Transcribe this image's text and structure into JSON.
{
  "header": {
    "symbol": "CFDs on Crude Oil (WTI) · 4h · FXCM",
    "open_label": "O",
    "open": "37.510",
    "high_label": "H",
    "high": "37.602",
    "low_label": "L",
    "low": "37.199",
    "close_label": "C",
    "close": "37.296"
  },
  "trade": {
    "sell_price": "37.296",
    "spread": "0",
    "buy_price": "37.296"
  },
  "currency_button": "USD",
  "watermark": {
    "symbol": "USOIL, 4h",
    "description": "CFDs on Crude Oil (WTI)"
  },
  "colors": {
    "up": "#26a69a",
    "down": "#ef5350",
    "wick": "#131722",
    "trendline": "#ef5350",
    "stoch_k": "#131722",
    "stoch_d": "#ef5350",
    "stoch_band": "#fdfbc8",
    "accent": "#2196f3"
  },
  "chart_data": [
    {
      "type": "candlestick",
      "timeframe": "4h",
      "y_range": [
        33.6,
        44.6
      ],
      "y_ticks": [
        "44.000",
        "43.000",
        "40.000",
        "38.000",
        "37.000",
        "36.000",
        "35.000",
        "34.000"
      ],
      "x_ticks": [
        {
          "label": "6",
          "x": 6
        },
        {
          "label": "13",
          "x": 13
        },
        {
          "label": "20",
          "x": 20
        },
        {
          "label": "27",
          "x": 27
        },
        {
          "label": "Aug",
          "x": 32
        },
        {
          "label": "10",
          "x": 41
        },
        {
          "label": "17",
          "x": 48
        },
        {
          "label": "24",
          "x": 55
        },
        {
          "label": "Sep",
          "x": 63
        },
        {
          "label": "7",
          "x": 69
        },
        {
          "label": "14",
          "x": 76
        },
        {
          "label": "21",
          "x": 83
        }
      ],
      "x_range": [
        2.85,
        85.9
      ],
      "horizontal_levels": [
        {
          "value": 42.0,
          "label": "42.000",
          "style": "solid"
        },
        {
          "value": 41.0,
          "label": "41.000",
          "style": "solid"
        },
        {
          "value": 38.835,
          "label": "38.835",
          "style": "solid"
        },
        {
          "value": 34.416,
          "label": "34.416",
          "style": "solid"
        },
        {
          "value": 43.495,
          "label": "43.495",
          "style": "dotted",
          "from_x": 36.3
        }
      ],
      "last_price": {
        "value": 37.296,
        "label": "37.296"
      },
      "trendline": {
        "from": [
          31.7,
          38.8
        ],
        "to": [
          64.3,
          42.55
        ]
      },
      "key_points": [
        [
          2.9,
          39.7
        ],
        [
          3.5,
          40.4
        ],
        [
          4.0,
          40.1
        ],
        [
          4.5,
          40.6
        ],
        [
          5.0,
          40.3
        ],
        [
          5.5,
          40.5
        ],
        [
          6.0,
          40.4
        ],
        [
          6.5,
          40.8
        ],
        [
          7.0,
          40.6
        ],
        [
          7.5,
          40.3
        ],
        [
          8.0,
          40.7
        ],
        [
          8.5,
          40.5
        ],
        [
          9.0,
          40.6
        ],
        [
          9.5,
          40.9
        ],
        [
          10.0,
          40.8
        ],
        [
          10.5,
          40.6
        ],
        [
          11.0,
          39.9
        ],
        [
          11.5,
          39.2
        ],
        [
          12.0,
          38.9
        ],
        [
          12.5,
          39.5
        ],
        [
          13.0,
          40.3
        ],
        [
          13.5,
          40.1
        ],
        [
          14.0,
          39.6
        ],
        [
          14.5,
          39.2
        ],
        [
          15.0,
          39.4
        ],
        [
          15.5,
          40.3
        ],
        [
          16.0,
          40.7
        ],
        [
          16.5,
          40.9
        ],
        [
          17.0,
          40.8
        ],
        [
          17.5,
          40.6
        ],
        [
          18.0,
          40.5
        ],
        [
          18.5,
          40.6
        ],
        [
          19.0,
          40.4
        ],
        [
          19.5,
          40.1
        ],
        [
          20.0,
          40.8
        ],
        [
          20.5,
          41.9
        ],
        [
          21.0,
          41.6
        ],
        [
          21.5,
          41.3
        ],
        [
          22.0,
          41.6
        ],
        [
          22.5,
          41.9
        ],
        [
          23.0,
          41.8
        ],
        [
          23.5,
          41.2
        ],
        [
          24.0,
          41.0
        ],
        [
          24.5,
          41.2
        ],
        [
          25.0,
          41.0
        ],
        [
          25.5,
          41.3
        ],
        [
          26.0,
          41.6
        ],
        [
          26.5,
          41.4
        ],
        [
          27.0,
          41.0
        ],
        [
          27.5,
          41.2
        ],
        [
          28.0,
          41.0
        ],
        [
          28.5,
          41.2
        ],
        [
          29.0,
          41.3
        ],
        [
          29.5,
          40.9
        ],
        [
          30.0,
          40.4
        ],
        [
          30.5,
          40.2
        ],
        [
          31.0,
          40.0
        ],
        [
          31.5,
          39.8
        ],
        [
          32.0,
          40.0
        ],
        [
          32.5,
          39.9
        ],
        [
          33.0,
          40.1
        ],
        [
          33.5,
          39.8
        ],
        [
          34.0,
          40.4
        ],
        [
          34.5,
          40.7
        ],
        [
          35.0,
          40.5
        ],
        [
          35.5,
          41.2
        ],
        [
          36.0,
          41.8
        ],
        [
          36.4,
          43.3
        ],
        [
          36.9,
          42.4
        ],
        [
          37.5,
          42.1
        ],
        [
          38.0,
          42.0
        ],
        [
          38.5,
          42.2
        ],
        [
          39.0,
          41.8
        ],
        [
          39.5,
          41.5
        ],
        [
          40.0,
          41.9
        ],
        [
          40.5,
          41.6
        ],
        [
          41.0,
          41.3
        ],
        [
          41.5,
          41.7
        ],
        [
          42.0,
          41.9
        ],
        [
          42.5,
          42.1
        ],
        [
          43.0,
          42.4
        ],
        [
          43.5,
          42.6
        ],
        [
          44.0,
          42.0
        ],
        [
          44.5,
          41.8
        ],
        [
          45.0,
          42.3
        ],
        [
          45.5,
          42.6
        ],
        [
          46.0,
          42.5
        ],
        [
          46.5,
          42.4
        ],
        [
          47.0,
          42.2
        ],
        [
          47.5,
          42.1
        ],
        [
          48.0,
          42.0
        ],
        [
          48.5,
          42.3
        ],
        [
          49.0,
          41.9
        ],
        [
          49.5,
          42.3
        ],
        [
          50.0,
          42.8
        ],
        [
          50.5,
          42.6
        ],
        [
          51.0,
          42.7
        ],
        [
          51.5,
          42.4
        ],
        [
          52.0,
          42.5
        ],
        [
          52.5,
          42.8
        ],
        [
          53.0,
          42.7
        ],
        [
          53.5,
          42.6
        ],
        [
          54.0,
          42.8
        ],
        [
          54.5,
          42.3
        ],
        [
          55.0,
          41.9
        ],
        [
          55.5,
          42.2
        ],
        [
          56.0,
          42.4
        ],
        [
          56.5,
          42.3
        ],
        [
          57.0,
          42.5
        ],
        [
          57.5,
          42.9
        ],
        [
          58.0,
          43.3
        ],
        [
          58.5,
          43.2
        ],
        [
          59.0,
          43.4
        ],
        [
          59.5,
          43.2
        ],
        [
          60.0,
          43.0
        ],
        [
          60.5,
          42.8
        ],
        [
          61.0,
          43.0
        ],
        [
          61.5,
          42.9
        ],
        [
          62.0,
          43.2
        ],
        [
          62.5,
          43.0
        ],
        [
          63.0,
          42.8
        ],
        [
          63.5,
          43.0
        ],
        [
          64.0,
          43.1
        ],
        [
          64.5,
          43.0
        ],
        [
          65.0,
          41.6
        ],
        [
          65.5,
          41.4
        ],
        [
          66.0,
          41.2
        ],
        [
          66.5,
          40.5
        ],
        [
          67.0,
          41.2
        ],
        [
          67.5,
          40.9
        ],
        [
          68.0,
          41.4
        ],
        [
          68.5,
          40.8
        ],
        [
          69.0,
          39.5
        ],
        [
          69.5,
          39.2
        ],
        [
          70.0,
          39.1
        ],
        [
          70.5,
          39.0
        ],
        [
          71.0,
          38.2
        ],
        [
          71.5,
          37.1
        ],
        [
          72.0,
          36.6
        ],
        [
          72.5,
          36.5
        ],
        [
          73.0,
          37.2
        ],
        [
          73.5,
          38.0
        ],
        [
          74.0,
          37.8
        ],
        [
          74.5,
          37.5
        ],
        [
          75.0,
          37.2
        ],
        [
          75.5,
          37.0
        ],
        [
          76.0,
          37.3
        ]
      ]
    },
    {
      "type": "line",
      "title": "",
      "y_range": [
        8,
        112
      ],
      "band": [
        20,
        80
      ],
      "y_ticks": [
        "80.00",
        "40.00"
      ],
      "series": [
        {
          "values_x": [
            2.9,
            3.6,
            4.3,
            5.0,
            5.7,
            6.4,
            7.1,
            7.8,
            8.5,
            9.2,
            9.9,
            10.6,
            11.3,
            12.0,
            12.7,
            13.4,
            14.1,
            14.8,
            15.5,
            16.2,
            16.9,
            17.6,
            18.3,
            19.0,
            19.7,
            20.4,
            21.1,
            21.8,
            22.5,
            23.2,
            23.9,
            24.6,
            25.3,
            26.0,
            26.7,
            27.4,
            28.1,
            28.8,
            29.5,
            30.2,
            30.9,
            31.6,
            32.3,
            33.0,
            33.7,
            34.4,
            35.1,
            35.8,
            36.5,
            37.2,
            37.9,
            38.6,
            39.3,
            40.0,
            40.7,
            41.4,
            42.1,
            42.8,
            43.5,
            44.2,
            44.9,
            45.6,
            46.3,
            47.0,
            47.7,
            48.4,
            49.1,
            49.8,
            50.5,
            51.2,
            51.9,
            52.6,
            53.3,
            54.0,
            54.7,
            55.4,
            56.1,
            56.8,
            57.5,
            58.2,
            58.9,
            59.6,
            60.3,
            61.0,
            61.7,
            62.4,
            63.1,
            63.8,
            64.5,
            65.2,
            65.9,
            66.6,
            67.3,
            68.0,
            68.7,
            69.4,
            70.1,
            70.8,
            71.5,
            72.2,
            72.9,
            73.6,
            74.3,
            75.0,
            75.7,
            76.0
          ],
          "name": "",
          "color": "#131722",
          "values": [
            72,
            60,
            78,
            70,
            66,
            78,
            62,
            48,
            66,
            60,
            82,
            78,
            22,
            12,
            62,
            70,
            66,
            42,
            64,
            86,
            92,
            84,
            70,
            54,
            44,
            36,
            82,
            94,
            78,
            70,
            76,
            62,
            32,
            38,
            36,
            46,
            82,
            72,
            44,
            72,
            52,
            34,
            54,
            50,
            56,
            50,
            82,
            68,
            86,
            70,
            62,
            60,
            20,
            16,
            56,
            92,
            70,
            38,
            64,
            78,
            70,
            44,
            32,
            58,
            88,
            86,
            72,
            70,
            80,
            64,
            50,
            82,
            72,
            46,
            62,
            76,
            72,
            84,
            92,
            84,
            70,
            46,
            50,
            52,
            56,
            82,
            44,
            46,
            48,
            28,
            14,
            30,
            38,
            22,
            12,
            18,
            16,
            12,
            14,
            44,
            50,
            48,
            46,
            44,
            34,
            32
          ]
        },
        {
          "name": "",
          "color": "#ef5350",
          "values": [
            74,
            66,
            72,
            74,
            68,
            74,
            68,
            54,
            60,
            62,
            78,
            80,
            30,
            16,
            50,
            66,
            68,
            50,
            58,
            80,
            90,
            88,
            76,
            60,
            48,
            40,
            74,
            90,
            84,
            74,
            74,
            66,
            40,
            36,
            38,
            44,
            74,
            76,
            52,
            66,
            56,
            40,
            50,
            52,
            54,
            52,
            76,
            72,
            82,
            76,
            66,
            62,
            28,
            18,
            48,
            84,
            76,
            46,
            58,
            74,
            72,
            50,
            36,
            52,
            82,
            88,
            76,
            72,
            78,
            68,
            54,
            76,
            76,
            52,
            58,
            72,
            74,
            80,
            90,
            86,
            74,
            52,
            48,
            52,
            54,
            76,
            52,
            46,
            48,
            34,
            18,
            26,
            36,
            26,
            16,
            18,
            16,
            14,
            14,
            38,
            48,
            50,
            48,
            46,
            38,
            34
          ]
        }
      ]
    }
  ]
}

- Problem requirements -
Copy each line containing the word "CFDs" from the data.

- Output of the exercise -
    "symbol": "CFDs on Crude Oil (WTI) · 4h · FXCM",
    "description": "CFDs on Crude Oil (WTI)"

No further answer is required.